* _GIVEN EXERCISE_: Check every line below for the word "cestujícího" and copy each one that has it.

_ _ _

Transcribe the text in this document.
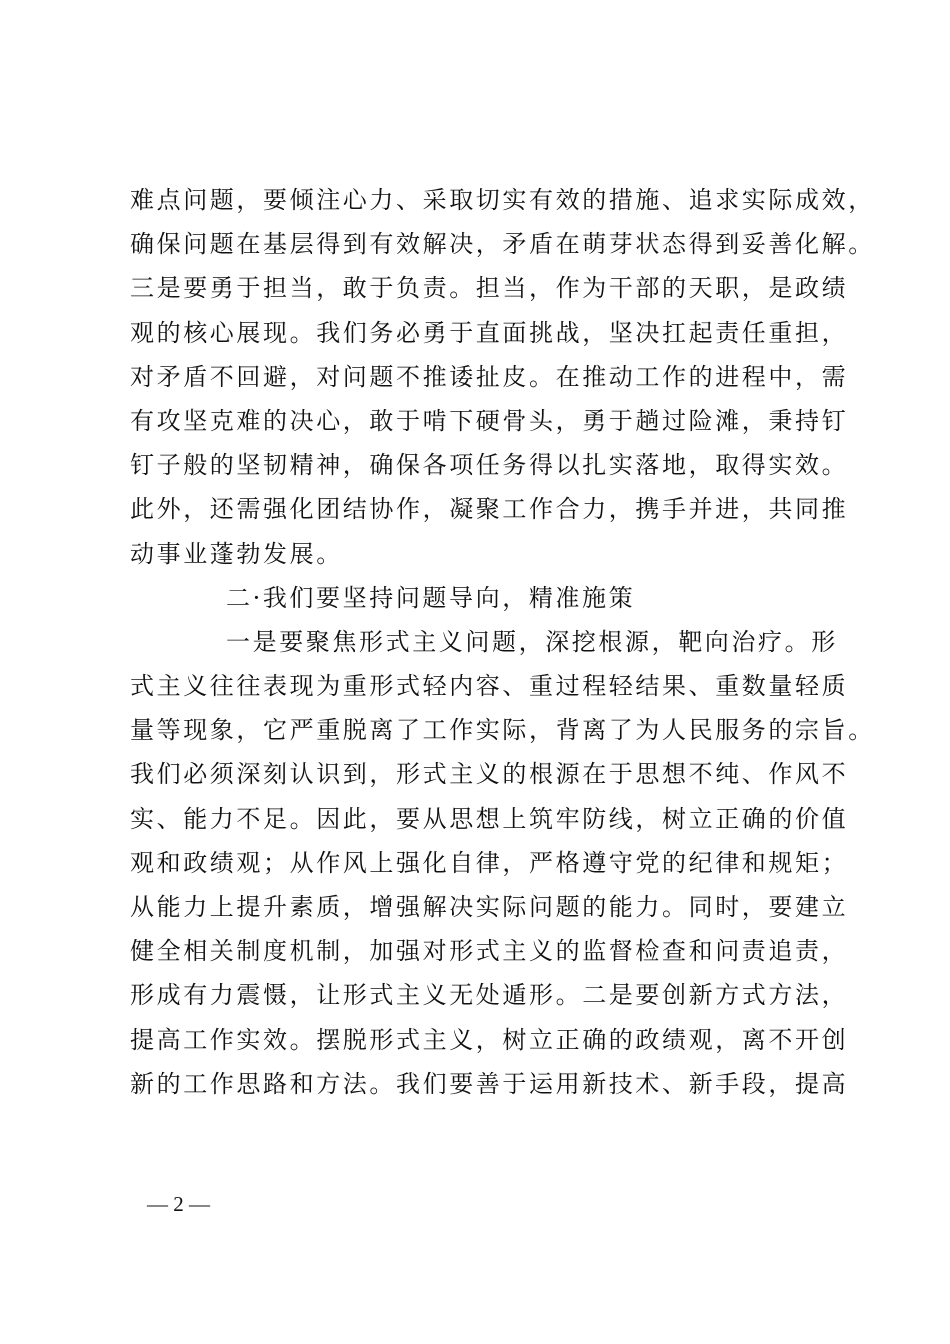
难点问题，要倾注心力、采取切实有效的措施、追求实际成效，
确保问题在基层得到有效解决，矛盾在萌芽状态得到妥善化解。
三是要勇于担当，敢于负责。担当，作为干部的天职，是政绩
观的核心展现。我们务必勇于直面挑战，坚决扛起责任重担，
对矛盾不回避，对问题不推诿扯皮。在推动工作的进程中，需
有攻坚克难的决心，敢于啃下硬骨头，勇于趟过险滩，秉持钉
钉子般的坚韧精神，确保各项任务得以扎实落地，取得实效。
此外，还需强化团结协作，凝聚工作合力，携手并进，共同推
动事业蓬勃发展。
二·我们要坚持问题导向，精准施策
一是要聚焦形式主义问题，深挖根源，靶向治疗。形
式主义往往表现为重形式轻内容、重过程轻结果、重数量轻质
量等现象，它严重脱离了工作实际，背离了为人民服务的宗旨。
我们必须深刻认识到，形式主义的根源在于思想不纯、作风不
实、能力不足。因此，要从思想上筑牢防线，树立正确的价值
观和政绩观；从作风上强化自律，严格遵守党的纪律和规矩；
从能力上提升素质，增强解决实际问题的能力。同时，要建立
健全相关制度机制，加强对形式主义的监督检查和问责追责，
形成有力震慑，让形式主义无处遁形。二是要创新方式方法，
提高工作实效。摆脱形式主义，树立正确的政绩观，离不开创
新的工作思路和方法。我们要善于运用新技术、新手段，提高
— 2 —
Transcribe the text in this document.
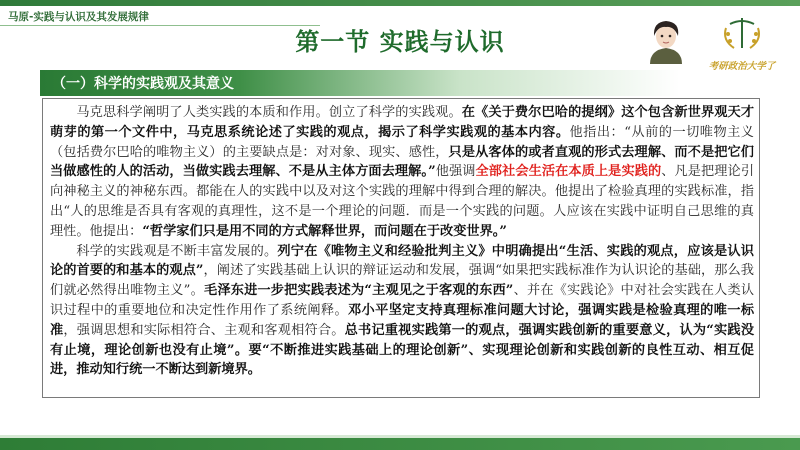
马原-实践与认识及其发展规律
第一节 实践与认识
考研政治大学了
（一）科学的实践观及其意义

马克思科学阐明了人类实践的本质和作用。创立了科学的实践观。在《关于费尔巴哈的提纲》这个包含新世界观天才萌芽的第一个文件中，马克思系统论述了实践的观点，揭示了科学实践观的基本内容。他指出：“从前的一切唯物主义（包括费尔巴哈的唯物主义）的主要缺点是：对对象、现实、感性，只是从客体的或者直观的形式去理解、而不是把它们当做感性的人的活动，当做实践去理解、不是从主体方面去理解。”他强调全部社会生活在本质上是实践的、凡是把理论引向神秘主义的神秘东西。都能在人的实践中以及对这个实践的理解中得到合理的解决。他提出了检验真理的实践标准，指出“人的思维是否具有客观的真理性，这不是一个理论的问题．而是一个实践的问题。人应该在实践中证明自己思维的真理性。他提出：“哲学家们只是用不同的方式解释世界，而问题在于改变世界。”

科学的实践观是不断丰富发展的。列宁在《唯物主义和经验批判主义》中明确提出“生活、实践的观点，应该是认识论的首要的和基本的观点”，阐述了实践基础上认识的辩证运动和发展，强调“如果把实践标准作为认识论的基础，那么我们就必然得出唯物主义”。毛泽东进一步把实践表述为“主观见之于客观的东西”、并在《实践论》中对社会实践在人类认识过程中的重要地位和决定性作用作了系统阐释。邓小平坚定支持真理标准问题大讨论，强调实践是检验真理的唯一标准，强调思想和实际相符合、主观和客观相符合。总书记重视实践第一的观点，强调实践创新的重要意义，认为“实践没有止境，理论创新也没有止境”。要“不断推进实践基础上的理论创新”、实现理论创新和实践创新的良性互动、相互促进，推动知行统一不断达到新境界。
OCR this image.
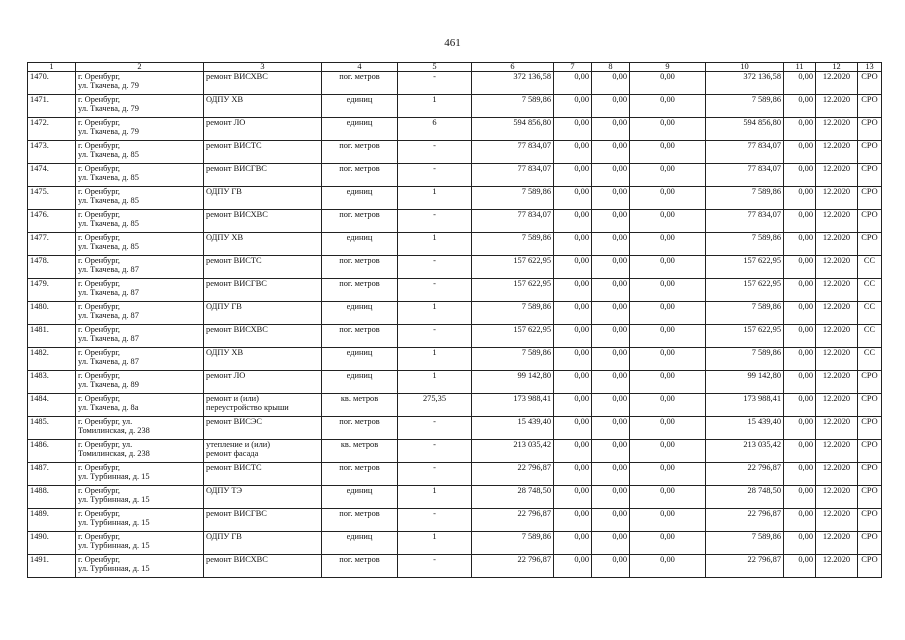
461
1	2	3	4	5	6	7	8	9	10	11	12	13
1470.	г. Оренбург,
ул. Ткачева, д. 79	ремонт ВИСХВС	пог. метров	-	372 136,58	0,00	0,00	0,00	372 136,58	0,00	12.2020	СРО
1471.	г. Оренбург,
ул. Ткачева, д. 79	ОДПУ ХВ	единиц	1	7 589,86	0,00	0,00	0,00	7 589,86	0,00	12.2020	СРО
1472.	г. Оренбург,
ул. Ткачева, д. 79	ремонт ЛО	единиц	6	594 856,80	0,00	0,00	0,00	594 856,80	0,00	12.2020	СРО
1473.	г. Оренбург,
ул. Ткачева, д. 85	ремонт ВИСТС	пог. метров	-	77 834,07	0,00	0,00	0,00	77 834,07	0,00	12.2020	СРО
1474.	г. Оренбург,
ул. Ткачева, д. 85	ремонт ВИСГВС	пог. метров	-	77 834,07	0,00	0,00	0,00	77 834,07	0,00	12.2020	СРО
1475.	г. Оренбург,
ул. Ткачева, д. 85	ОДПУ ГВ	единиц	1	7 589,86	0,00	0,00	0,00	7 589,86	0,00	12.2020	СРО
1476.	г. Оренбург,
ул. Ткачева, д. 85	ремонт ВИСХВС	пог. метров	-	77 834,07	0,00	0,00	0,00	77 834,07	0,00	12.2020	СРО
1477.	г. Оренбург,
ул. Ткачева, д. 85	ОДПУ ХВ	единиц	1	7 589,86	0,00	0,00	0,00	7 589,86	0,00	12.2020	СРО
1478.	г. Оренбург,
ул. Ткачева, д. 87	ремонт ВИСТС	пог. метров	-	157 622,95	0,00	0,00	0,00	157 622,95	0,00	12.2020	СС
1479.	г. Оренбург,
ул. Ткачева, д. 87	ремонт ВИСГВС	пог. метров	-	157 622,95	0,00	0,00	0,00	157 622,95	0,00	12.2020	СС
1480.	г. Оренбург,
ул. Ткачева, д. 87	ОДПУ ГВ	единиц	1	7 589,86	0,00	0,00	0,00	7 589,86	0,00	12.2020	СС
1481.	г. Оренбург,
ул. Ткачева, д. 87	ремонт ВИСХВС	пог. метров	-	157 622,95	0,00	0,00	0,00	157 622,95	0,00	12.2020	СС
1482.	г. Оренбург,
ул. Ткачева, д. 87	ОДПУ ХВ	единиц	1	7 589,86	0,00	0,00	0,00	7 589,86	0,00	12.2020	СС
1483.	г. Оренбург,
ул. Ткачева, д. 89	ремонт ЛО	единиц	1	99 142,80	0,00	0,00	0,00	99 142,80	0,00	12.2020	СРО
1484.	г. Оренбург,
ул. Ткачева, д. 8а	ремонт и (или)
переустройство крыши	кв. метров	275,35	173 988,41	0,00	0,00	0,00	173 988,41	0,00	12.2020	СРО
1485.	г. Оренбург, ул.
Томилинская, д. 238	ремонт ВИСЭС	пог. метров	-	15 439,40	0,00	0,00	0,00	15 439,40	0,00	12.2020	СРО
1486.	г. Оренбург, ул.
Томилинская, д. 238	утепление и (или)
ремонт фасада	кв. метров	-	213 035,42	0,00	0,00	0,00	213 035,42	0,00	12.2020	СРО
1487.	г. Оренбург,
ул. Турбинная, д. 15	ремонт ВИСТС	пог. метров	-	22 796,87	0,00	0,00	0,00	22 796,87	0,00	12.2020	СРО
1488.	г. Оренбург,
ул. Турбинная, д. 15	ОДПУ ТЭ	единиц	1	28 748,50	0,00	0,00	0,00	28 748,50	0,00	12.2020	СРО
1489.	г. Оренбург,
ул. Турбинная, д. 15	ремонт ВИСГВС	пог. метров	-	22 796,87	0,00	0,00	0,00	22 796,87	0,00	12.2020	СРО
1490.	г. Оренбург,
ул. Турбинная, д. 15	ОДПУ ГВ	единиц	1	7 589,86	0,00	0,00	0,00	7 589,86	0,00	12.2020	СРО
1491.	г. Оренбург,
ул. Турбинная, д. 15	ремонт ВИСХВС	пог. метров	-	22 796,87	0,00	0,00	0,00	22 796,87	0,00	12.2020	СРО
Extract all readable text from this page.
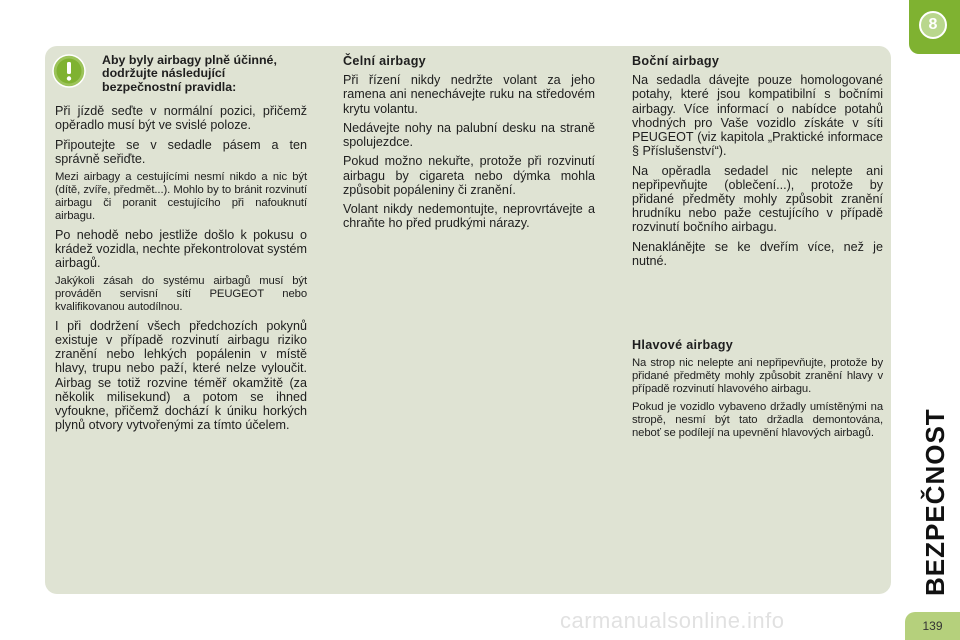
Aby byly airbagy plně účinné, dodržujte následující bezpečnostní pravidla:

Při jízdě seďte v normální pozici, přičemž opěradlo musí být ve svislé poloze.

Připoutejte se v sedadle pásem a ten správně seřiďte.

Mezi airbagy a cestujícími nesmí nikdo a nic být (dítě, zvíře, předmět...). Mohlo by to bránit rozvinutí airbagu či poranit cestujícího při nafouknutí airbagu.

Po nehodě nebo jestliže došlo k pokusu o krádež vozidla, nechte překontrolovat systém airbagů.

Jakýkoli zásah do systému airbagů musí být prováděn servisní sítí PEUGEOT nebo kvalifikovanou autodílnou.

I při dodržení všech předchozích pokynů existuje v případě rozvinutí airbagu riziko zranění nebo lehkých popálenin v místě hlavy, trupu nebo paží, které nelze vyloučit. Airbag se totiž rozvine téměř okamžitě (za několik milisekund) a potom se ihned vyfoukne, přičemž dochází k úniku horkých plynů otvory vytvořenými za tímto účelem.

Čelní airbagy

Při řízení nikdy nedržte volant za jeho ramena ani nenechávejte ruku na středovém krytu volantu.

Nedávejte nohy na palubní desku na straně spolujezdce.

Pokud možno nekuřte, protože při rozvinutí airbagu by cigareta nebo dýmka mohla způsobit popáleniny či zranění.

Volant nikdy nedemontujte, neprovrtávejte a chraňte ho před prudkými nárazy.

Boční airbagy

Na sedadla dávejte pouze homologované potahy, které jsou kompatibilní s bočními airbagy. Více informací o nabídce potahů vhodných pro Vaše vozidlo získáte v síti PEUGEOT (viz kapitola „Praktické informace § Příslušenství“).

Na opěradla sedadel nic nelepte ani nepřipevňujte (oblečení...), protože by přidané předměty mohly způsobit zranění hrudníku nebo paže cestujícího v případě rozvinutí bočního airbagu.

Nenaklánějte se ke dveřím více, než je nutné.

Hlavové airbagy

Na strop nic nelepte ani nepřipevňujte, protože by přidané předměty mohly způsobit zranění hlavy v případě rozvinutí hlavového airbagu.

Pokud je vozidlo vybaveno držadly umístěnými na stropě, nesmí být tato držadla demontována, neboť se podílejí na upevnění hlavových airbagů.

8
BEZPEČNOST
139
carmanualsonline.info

_ _ _

* _SOLUTION TO THIS TASK_:
Mezi airbagy a cestujícími nesmí nikdo a nic být (dítě, zvíře, předmět...). Mohlo by to bránit rozvinutí airbagu či poranit cestujícího při nafouknutí airbagu.
Na opěradla sedadel nic nelepte ani nepřipevňujte (oblečení...), protože by přidané předměty mohly způsobit zranění hrudníku nebo paže cestujícího v případě rozvinutí bočního airbagu.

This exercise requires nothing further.